Task to complete =>
Every record below should be printed exactly as given.

┏━━

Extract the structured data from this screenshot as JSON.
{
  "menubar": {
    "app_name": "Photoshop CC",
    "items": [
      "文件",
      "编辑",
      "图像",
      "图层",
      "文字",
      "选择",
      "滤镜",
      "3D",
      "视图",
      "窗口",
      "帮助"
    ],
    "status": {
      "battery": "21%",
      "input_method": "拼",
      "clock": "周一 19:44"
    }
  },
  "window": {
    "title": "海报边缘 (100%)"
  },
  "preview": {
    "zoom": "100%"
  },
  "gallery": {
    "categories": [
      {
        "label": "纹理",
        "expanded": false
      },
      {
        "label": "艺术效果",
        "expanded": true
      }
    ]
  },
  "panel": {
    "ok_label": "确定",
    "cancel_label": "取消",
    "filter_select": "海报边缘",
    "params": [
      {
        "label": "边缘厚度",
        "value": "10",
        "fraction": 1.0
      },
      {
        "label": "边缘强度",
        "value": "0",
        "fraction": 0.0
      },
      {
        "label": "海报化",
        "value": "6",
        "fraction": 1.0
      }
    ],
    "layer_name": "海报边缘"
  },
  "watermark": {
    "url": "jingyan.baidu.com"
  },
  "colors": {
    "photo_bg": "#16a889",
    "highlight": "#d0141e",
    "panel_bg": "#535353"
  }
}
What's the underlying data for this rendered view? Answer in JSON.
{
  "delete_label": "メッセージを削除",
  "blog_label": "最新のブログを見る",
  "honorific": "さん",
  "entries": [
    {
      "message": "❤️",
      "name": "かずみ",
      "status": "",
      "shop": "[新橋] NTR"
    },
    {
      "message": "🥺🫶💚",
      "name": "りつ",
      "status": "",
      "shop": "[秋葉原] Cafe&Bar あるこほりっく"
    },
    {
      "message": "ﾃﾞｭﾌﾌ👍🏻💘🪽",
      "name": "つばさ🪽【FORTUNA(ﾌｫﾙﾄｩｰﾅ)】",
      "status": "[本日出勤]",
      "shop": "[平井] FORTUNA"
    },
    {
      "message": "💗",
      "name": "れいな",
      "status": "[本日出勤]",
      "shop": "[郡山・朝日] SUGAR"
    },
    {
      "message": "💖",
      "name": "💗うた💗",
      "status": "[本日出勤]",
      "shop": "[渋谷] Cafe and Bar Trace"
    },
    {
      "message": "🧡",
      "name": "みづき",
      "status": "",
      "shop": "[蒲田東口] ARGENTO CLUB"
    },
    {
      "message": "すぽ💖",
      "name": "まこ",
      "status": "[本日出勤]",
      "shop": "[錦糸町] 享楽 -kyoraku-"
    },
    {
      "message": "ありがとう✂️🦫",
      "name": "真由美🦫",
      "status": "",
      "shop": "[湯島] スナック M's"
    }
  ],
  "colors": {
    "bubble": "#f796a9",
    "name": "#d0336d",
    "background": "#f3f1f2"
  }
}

┗━━

Solution for this exercise =>
Extract the structured data from this screenshot as JSON.
{
  "menubar": {
    "app_name": "Photoshop CC",
    "items": [
      "文件",
      "编辑",
      "图像",
      "图层",
      "文字",
      "选择",
      "滤镜",
      "3D",
      "视图",
      "窗口",
      "帮助"
    ],
    "status": {
      "battery": "21%",
      "input_method": "拼",
      "clock": "周一 19:44"
    }
  },
  "window": {
    "title": "海报边缘 (100%)"
  },
  "preview": {
    "zoom": "100%"
  },
  "gallery": {
    "categories": [
      {
        "label": "纹理",
        "expanded": false
      },
      {
        "label": "艺术效果",
        "expanded": true
      }
    ]
  },
  "panel": {
    "ok_label": "确定",
    "cancel_label": "取消",
    "filter_select": "海报边缘",
    "params": [
      {
        "label": "边缘厚度",
        "value": "10",
        "fraction": 1.0
      },
      {
        "label": "边缘强度",
        "value": "0",
        "fraction": 0.0
      },
      {
        "label": "海报化",
        "value": "6",
        "fraction": 1.0
      }
    ],
    "layer_name": "海报边缘"
  },
  "watermark": {
    "url": "jingyan.baidu.com"
  },
  "colors": {
    "photo_bg": "#16a889",
    "highlight": "#d0141e",
    "panel_bg": "#535353"
  }
}
What's the underlying data for this rendered view? Answer in JSON.
{
  "delete_label": "メッセージを削除",
  "blog_label": "最新のブログを見る",
  "honorific": "さん",
  "entries": [
    {
      "message": "❤️",
      "name": "かずみ",
      "status": "",
      "shop": "[新橋] NTR"
    },
    {
      "message": "🥺🫶💚",
      "name": "りつ",
      "status": "",
      "shop": "[秋葉原] Cafe&Bar あるこほりっく"
    },
    {
      "message": "ﾃﾞｭﾌﾌ👍🏻💘🪽",
      "name": "つばさ🪽【FORTUNA(ﾌｫﾙﾄｩｰﾅ)】",
      "status": "[本日出勤]",
      "shop": "[平井] FORTUNA"
    },
    {
      "message": "💗",
      "name": "れいな",
      "status": "[本日出勤]",
      "shop": "[郡山・朝日] SUGAR"
    },
    {
      "message": "💖",
      "name": "💗うた💗",
      "status": "[本日出勤]",
      "shop": "[渋谷] Cafe and Bar Trace"
    },
    {
      "message": "🧡",
      "name": "みづき",
      "status": "",
      "shop": "[蒲田東口] ARGENTO CLUB"
    },
    {
      "message": "すぽ💖",
      "name": "まこ",
      "status": "[本日出勤]",
      "shop": "[錦糸町] 享楽 -kyoraku-"
    },
    {
      "message": "ありがとう✂️🦫",
      "name": "真由美🦫",
      "status": "",
      "shop": "[湯島] スナック M's"
    }
  ],
  "colors": {
    "bubble": "#f796a9",
    "name": "#d0336d",
    "background": "#f3f1f2"
  }
}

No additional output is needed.